BEGIN ENTRIES SHOWN

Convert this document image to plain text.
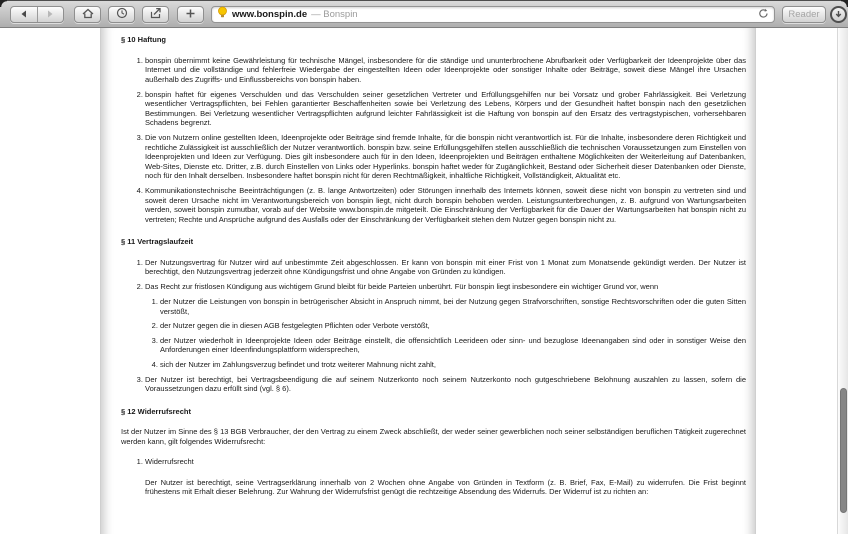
www.bonspin.de — Bonspin	Reader
§ 10 Haftung
1. bonspin übernimmt keine Gewährleistung für technische Mängel, insbesondere für die ständige und ununterbrochene Abrufbarkeit oder Verfügbarkeit der Ideenprojekte über das Internet und die vollständige und fehlerfreie Wiedergabe der eingestellten Ideen oder Ideenprojekte oder sonstiger Inhalte oder Beiträge, soweit diese Mängel ihre Ursachen außerhalb des Zugriffs- und Einflussbereichs von bonspin haben.
2. bonspin haftet für eigenes Verschulden und das Verschulden seiner gesetzlichen Vertreter und Erfüllungsgehilfen nur bei Vorsatz und grober Fahrlässigkeit. Bei Verletzung wesentlicher Vertragspflichten, bei Fehlen garantierter Beschaffenheiten sowie bei Verletzung des Lebens, Körpers und der Gesundheit haftet bonspin nach den gesetzlichen Bestimmungen. Bei Verletzung wesentlicher Vertragspflichten aufgrund leichter Fahrlässigkeit ist die Haftung von bonspin auf den Ersatz des vertragstypischen, vorhersehbaren Schadens begrenzt.
3. Die von Nutzern online gestellten Ideen, Ideenprojekte oder Beiträge sind fremde Inhalte, für die bonspin nicht verantwortlich ist. Für die Inhalte, insbesondere deren Richtigkeit und rechtliche Zulässigkeit ist ausschließlich der Nutzer verantwortlich. bonspin bzw. seine Erfüllungsgehilfen stellen ausschließlich die technischen Voraussetzungen zum Einstellen von Ideenprojekten und Ideen zur Verfügung. Dies gilt insbesondere auch für in den Ideen, Ideenprojekten und Beiträgen enthaltene Möglichkeiten der Weiterleitung auf Datenbanken, Web-Sites, Dienste etc. Dritter, z.B. durch Einstellen von Links oder Hyperlinks. bonspin haftet weder für Zugänglichkeit, Bestand oder Sicherheit dieser Datenbanken oder Dienste, noch für den Inhalt derselben. Insbesondere haftet bonspin nicht für deren Rechtmäßigkeit, inhaltliche Richtigkeit, Vollständigkeit, Aktualität etc.
4. Kommunikationstechnische Beeinträchtigungen (z. B. lange Antwortzeiten) oder Störungen innerhalb des Internets können, soweit diese nicht von bonspin zu vertreten sind und soweit deren Ursache nicht im Verantwortungsbereich von bonspin liegt, nicht durch bonspin behoben werden. Leistungsunterbrechungen, z. B. aufgrund von Wartungsarbeiten werden, soweit bonspin zumutbar, vorab auf der Website www.bonspin.de mitgeteilt. Die Einschränkung der Verfügbarkeit für die Dauer der Wartungsarbeiten hat bonspin nicht zu vertreten; Rechte und Ansprüche aufgrund des Ausfalls oder der Einschränkung der Verfügbarkeit stehen dem Nutzer gegen bonspin nicht zu.
§ 11 Vertragslaufzeit
1. Der Nutzungsvertrag für Nutzer wird auf unbestimmte Zeit abgeschlossen. Er kann von bonspin mit einer Frist von 1 Monat zum Monatsende gekündigt werden. Der Nutzer ist berechtigt, den Nutzungsvertrag jederzeit ohne Kündigungsfrist und ohne Angabe von Gründen zu kündigen.
2. Das Recht zur fristlosen Kündigung aus wichtigem Grund bleibt für beide Parteien unberührt. Für bonspin liegt insbesondere ein wichtiger Grund vor, wenn
1. der Nutzer die Leistungen von bonspin in betrügerischer Absicht in Anspruch nimmt, bei der Nutzung gegen Strafvorschriften, sonstige Rechtsvorschriften oder die guten Sitten verstößt,
2. der Nutzer gegen die in diesen AGB festgelegten Pflichten oder Verbote verstößt,
3. der Nutzer wiederholt in Ideenprojekte Ideen oder Beiträge einstellt, die offensichtlich Leerideen oder sinn- und bezuglose Ideenangaben sind oder in sonstiger Weise den Anforderungen einer Ideenfindungsplattform widersprechen,
4. sich der Nutzer im Zahlungsverzug befindet und trotz weiterer Mahnung nicht zahlt,
3. Der Nutzer ist berechtigt, bei Vertragsbeendigung die auf seinem Nutzerkonto noch seinem Nutzerkonto noch gutgeschriebene Belohnung auszahlen zu lassen, sofern die Voraussetzungen dazu erfüllt sind (vgl. § 6).
§ 12 Widerrufsrecht

Ist der Nutzer im Sinne des § 13 BGB Verbraucher, der den Vertrag zu einem Zweck abschließt, der weder seiner gewerblichen noch seiner selbständigen beruflichen Tätigkeit zugerechnet werden kann, gilt folgendes Widerrufsrecht:

1. Widerrufsrecht

Der Nutzer ist berechtigt, seine Vertragserklärung innerhalb von 2 Wochen ohne Angabe von Gründen in Textform (z. B. Brief, Fax, E-Mail) zu widerrufen. Die Frist beginnt frühestens mit Erhalt dieser Belehrung. Zur Wahrung der Widerrufsfrist genügt die rechtzeitige Absendung des Widerrufs. Der Widerruf ist zu richten an:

END ENTRIES SHOWN

• _PROBLEM DESCRIPTION_:
Retype all records exactly as shown above, images excluded.

• _WRITTEN ANSWER_:
Convert this document image to plain text.
www.bonspin.de — Bonspin	Reader
§ 10 Haftung
1. bonspin übernimmt keine Gewährleistung für technische Mängel, insbesondere für die ständige und ununterbrochene Abrufbarkeit oder Verfügbarkeit der Ideenprojekte über das Internet und die vollständige und fehlerfreie Wiedergabe der eingestellten Ideen oder Ideenprojekte oder sonstiger Inhalte oder Beiträge, soweit diese Mängel ihre Ursachen außerhalb des Zugriffs- und Einflussbereichs von bonspin haben.
2. bonspin haftet für eigenes Verschulden und das Verschulden seiner gesetzlichen Vertreter und Erfüllungsgehilfen nur bei Vorsatz und grober Fahrlässigkeit. Bei Verletzung wesentlicher Vertragspflichten, bei Fehlen garantierter Beschaffenheiten sowie bei Verletzung des Lebens, Körpers und der Gesundheit haftet bonspin nach den gesetzlichen Bestimmungen. Bei Verletzung wesentlicher Vertragspflichten aufgrund leichter Fahrlässigkeit ist die Haftung von bonspin auf den Ersatz des vertragstypischen, vorhersehbaren Schadens begrenzt.
3. Die von Nutzern online gestellten Ideen, Ideenprojekte oder Beiträge sind fremde Inhalte, für die bonspin nicht verantwortlich ist. Für die Inhalte, insbesondere deren Richtigkeit und rechtliche Zulässigkeit ist ausschließlich der Nutzer verantwortlich. bonspin bzw. seine Erfüllungsgehilfen stellen ausschließlich die technischen Voraussetzungen zum Einstellen von Ideenprojekten und Ideen zur Verfügung. Dies gilt insbesondere auch für in den Ideen, Ideenprojekten und Beiträgen enthaltene Möglichkeiten der Weiterleitung auf Datenbanken, Web-Sites, Dienste etc. Dritter, z.B. durch Einstellen von Links oder Hyperlinks. bonspin haftet weder für Zugänglichkeit, Bestand oder Sicherheit dieser Datenbanken oder Dienste, noch für den Inhalt derselben. Insbesondere haftet bonspin nicht für deren Rechtmäßigkeit, inhaltliche Richtigkeit, Vollständigkeit, Aktualität etc.
4. Kommunikationstechnische Beeinträchtigungen (z. B. lange Antwortzeiten) oder Störungen innerhalb des Internets können, soweit diese nicht von bonspin zu vertreten sind und soweit deren Ursache nicht im Verantwortungsbereich von bonspin liegt, nicht durch bonspin behoben werden. Leistungsunterbrechungen, z. B. aufgrund von Wartungsarbeiten werden, soweit bonspin zumutbar, vorab auf der Website www.bonspin.de mitgeteilt. Die Einschränkung der Verfügbarkeit für die Dauer der Wartungsarbeiten hat bonspin nicht zu vertreten; Rechte und Ansprüche aufgrund des Ausfalls oder der Einschränkung der Verfügbarkeit stehen dem Nutzer gegen bonspin nicht zu.
§ 11 Vertragslaufzeit
1. Der Nutzungsvertrag für Nutzer wird auf unbestimmte Zeit abgeschlossen. Er kann von bonspin mit einer Frist von 1 Monat zum Monatsende gekündigt werden. Der Nutzer ist berechtigt, den Nutzungsvertrag jederzeit ohne Kündigungsfrist und ohne Angabe von Gründen zu kündigen.
2. Das Recht zur fristlosen Kündigung aus wichtigem Grund bleibt für beide Parteien unberührt. Für bonspin liegt insbesondere ein wichtiger Grund vor, wenn
1. der Nutzer die Leistungen von bonspin in betrügerischer Absicht in Anspruch nimmt, bei der Nutzung gegen Strafvorschriften, sonstige Rechtsvorschriften oder die guten Sitten verstößt,
2. der Nutzer gegen die in diesen AGB festgelegten Pflichten oder Verbote verstößt,
3. der Nutzer wiederholt in Ideenprojekte Ideen oder Beiträge einstellt, die offensichtlich Leerideen oder sinn- und bezuglose Ideenangaben sind oder in sonstiger Weise den Anforderungen einer Ideenfindungsplattform widersprechen,
4. sich der Nutzer im Zahlungsverzug befindet und trotz weiterer Mahnung nicht zahlt,
3. Der Nutzer ist berechtigt, bei Vertragsbeendigung die auf seinem Nutzerkonto noch seinem Nutzerkonto noch gutgeschriebene Belohnung auszahlen zu lassen, sofern die Voraussetzungen dazu erfüllt sind (vgl. § 6).
§ 12 Widerrufsrecht

Ist der Nutzer im Sinne des § 13 BGB Verbraucher, der den Vertrag zu einem Zweck abschließt, der weder seiner gewerblichen noch seiner selbständigen beruflichen Tätigkeit zugerechnet werden kann, gilt folgendes Widerrufsrecht:

1. Widerrufsrecht

Der Nutzer ist berechtigt, seine Vertragserklärung innerhalb von 2 Wochen ohne Angabe von Gründen in Textform (z. B. Brief, Fax, E-Mail) zu widerrufen. Die Frist beginnt frühestens mit Erhalt dieser Belehrung. Zur Wahrung der Widerrufsfrist genügt die rechtzeitige Absendung des Widerrufs. Der Widerruf ist zu richten an:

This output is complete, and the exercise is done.